Reproduce the data exactly and drop any pictures it holds.

Dataset entries
•••••

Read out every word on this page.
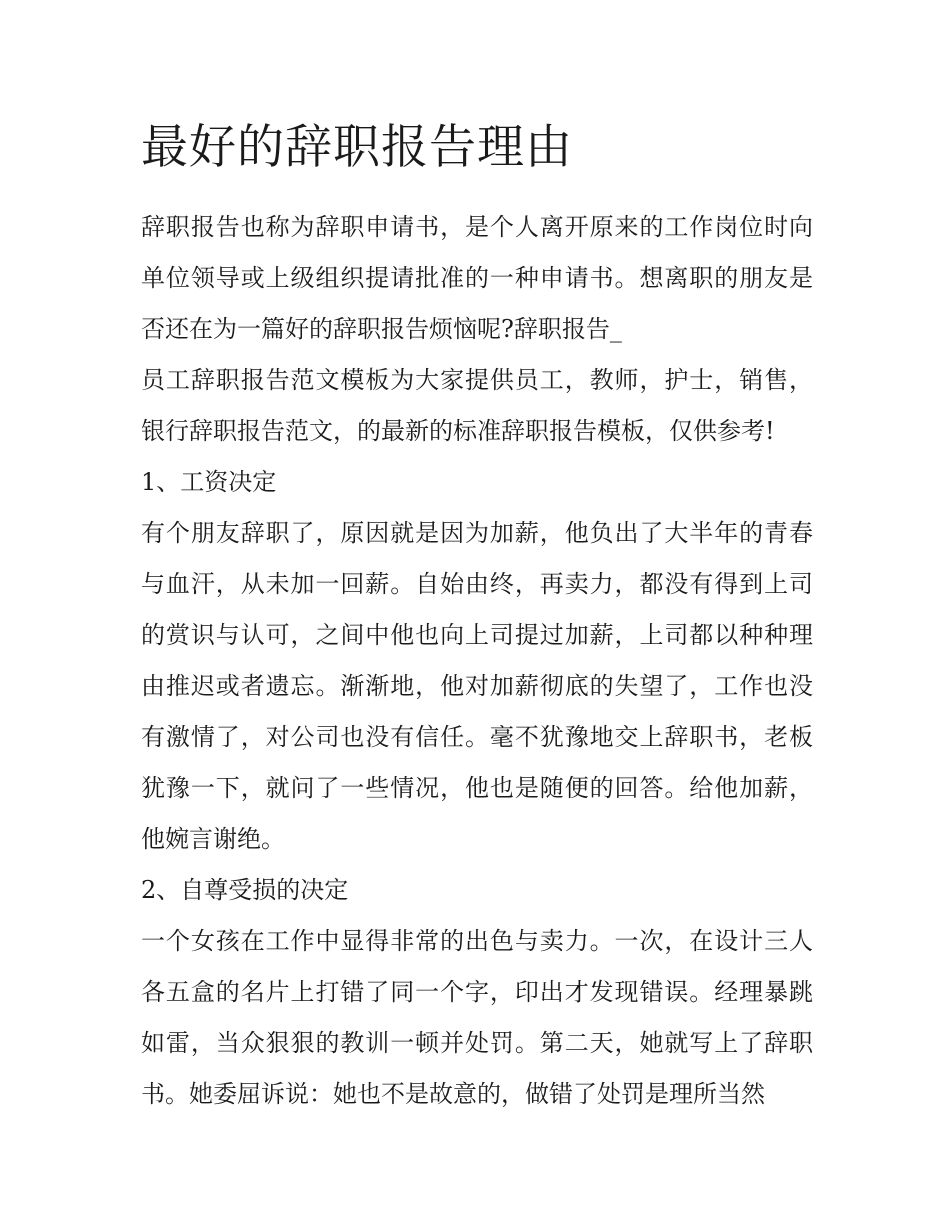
最好的辞职报告理由

辞职报告也称为辞职申请书，是个人离开原来的工作岗位时向

单位领导或上级组织提请批准的一种申请书。想离职的朋友是

否还在为一篇好的辞职报告烦恼呢?辞职报告_

员工辞职报告范文模板为大家提供员工，教师，护士，销售，

银行辞职报告范文，的最新的标准辞职报告模板，仅供参考!

1、工资决定

有个朋友辞职了，原因就是因为加薪，他负出了大半年的青春

与血汗，从未加一回薪。自始由终，再卖力，都没有得到上司

的赏识与认可，之间中他也向上司提过加薪，上司都以种种理

由推迟或者遗忘。渐渐地，他对加薪彻底的失望了，工作也没

有激情了，对公司也没有信任。毫不犹豫地交上辞职书，老板

犹豫一下，就问了一些情况，他也是随便的回答。给他加薪，

他婉言谢绝。

2、自尊受损的决定

一个女孩在工作中显得非常的出色与卖力。一次，在设计三人

各五盒的名片上打错了同一个字，印出才发现错误。经理暴跳

如雷，当众狠狠的教训一顿并处罚。第二天，她就写上了辞职

书。她委屈诉说：她也不是故意的，做错了处罚是理所当然
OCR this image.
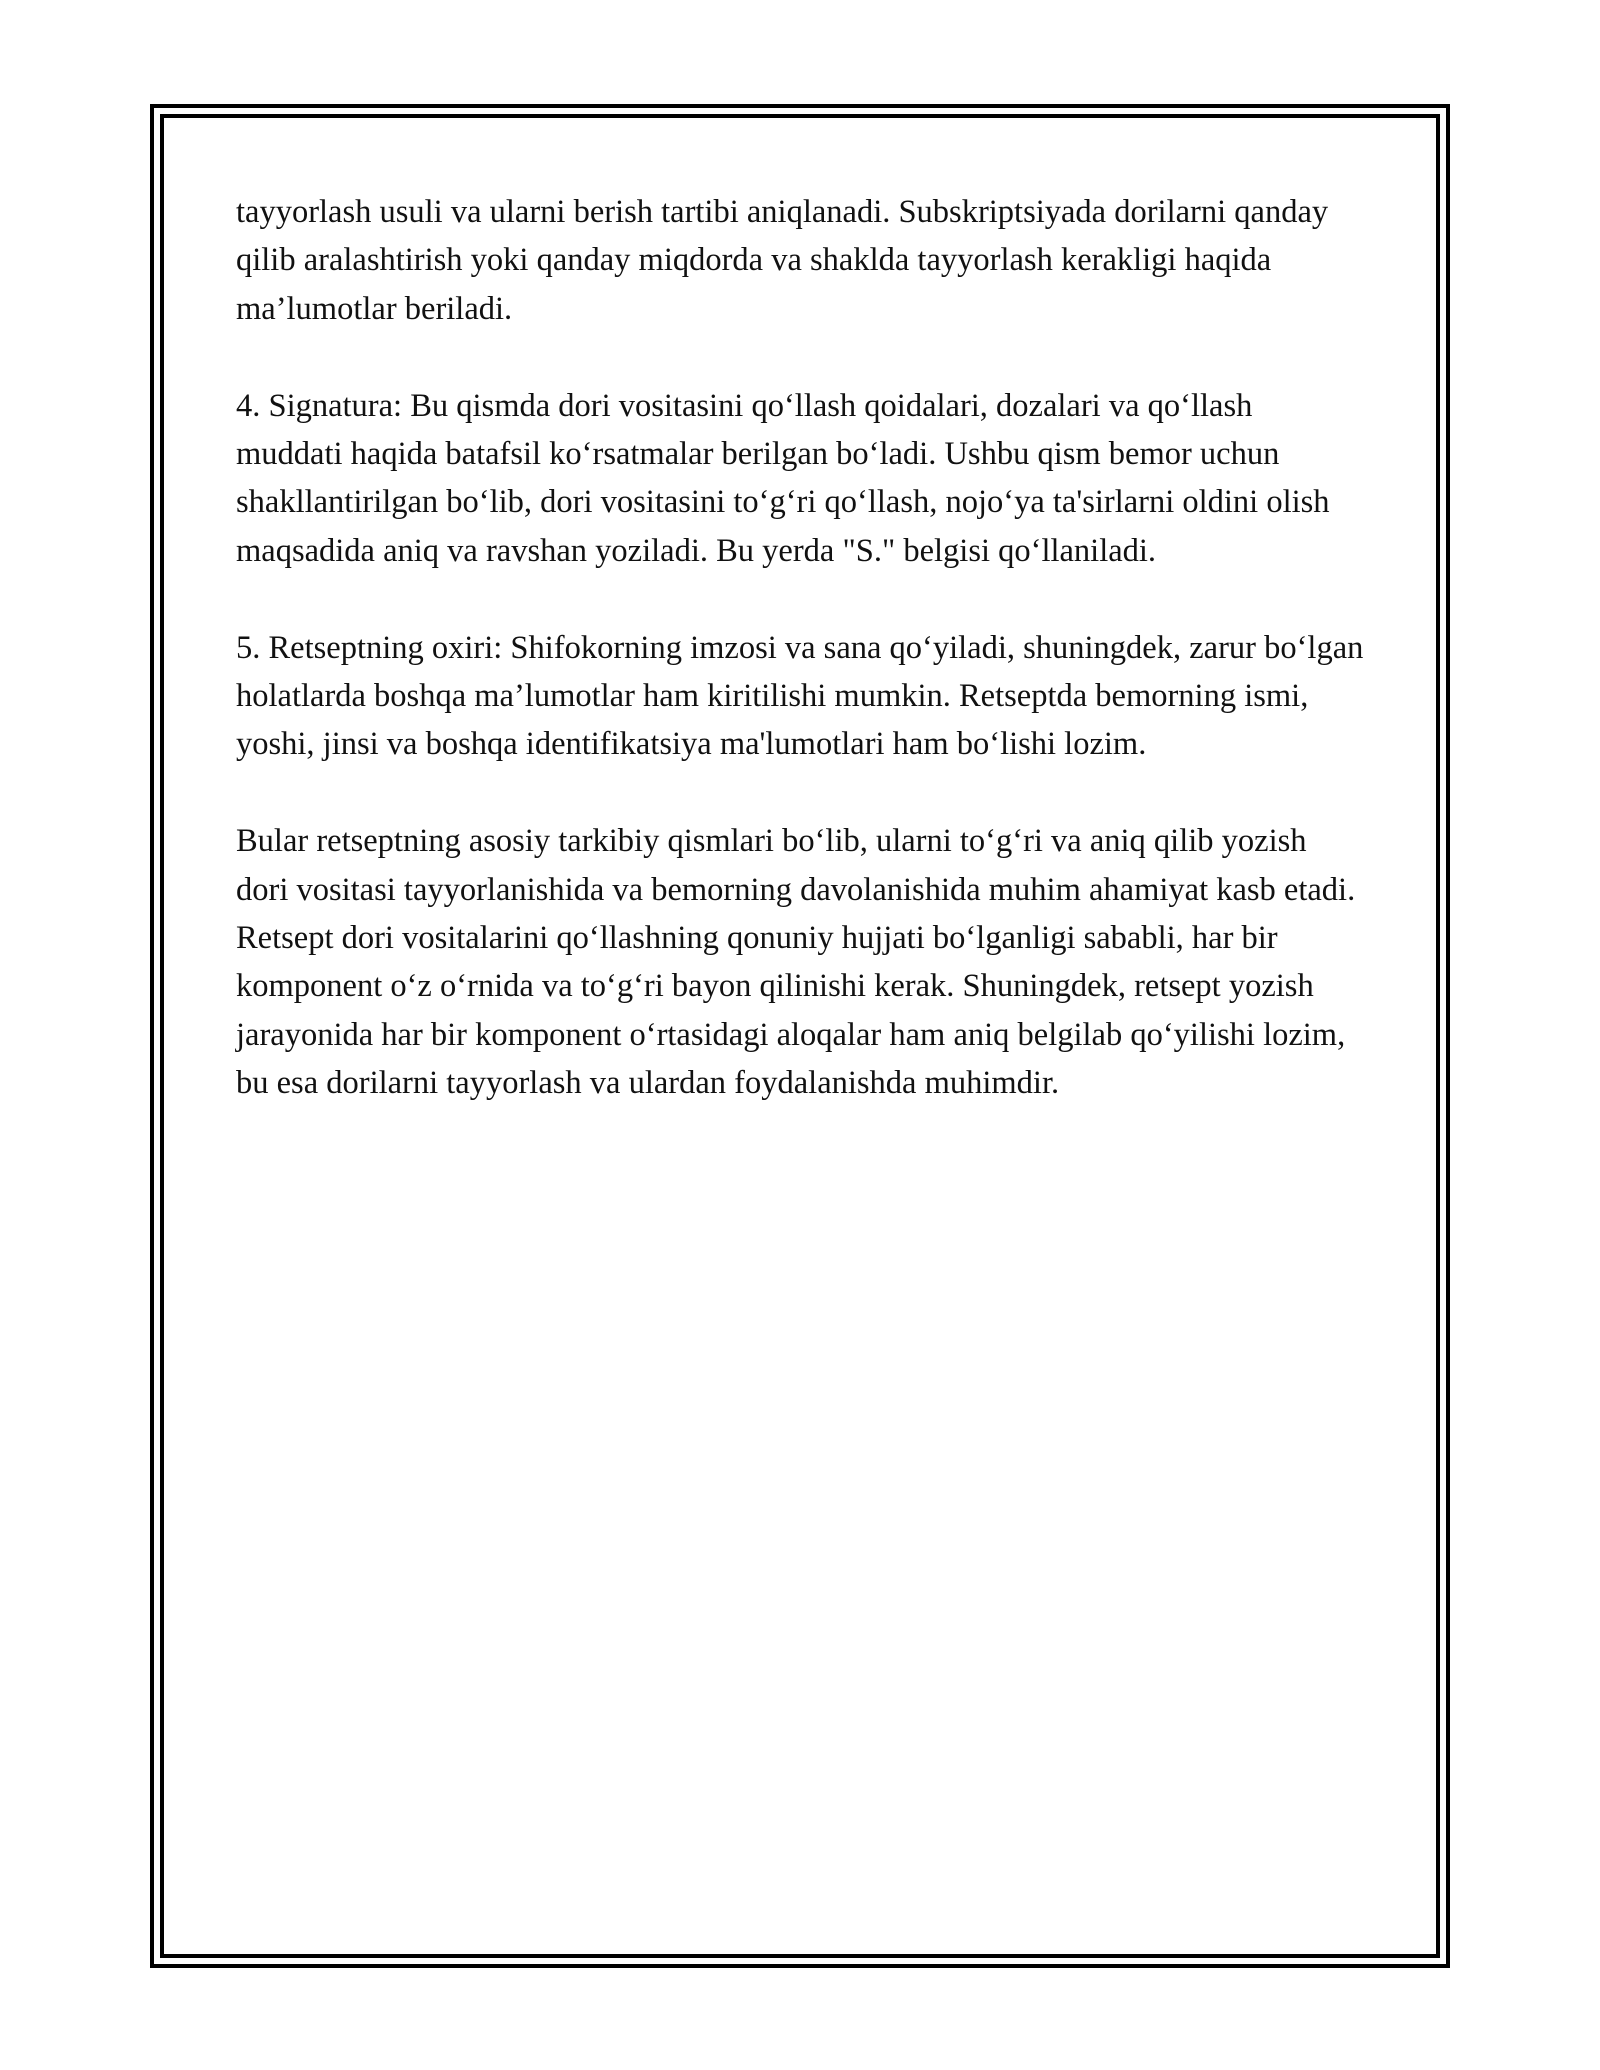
tayyorlash usuli va ularni berish tartibi aniqlanadi. Subskriptsiyada dorilarni qanday qilib aralashtirish yoki qanday miqdorda va shaklda tayyorlash kerakligi haqida ma’lumotlar beriladi.

4. Signatura: Bu qismda dori vositasini qo‘llash qoidalari, dozalari va qo‘llash muddati haqida batafsil ko‘rsatmalar berilgan bo‘ladi. Ushbu qism bemor uchun shakllantirilgan bo‘lib, dori vositasini to‘g‘ri qo‘llash, nojo‘ya ta'sirlarni oldini olish maqsadida aniq va ravshan yoziladi. Bu yerda "S." belgisi qo‘llaniladi.

5. Retseptning oxiri: Shifokorning imzosi va sana qo‘yiladi, shuningdek, zarur bo‘lgan holatlarda boshqa ma’lumotlar ham kiritilishi mumkin. Retseptda bemorning ismi, yoshi, jinsi va boshqa identifikatsiya ma'lumotlari ham bo‘lishi lozim.

Bular retseptning asosiy tarkibiy qismlari bo‘lib, ularni to‘g‘ri va aniq qilib yozish dori vositasi tayyorlanishida va bemorning davolanishida muhim ahamiyat kasb etadi. Retsept dori vositalarini qo‘llashning qonuniy hujjati bo‘lganligi sababli, har bir komponent o‘z o‘rnida va to‘g‘ri bayon qilinishi kerak. Shuningdek, retsept yozish jarayonida har bir komponent o‘rtasidagi aloqalar ham aniq belgilab qo‘yilishi lozim, bu esa dorilarni tayyorlash va ulardan foydalanishda muhimdir.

•••••

> **Finished answer**
Read out every word on this page.
最好的辞职报告理由

辞职报告也称为辞职申请书，是个人离开原来的工作岗位时向

单位领导或上级组织提请批准的一种申请书。想离职的朋友是

否还在为一篇好的辞职报告烦恼呢?辞职报告_

员工辞职报告范文模板为大家提供员工，教师，护士，销售，

银行辞职报告范文，的最新的标准辞职报告模板，仅供参考!

1、工资决定

有个朋友辞职了，原因就是因为加薪，他负出了大半年的青春

与血汗，从未加一回薪。自始由终，再卖力，都没有得到上司

的赏识与认可，之间中他也向上司提过加薪，上司都以种种理

由推迟或者遗忘。渐渐地，他对加薪彻底的失望了，工作也没

有激情了，对公司也没有信任。毫不犹豫地交上辞职书，老板

犹豫一下，就问了一些情况，他也是随便的回答。给他加薪，

他婉言谢绝。

2、自尊受损的决定

一个女孩在工作中显得非常的出色与卖力。一次，在设计三人

各五盒的名片上打错了同一个字，印出才发现错误。经理暴跳

如雷，当众狠狠的教训一顿并处罚。第二天，她就写上了辞职

书。她委屈诉说：她也不是故意的，做错了处罚是理所当然
OCR this image.
tayyorlash usuli va ularni berish tartibi aniqlanadi. Subskriptsiyada dorilarni qanday qilib aralashtirish yoki qanday miqdorda va shaklda tayyorlash kerakligi haqida ma’lumotlar beriladi.

4. Signatura: Bu qismda dori vositasini qo‘llash qoidalari, dozalari va qo‘llash muddati haqida batafsil ko‘rsatmalar berilgan bo‘ladi. Ushbu qism bemor uchun shakllantirilgan bo‘lib, dori vositasini to‘g‘ri qo‘llash, nojo‘ya ta'sirlarni oldini olish maqsadida aniq va ravshan yoziladi. Bu yerda "S." belgisi qo‘llaniladi.

5. Retseptning oxiri: Shifokorning imzosi va sana qo‘yiladi, shuningdek, zarur bo‘lgan holatlarda boshqa ma’lumotlar ham kiritilishi mumkin. Retseptda bemorning ismi, yoshi, jinsi va boshqa identifikatsiya ma'lumotlari ham bo‘lishi lozim.

Bular retseptning asosiy tarkibiy qismlari bo‘lib, ularni to‘g‘ri va aniq qilib yozish dori vositasi tayyorlanishida va bemorning davolanishida muhim ahamiyat kasb etadi. Retsept dori vositalarini qo‘llashning qonuniy hujjati bo‘lganligi sababli, har bir komponent o‘z o‘rnida va to‘g‘ri bayon qilinishi kerak. Shuningdek, retsept yozish jarayonida har bir komponent o‘rtasidagi aloqalar ham aniq belgilab qo‘yilishi lozim, bu esa dorilarni tayyorlash va ulardan foydalanishda muhimdir.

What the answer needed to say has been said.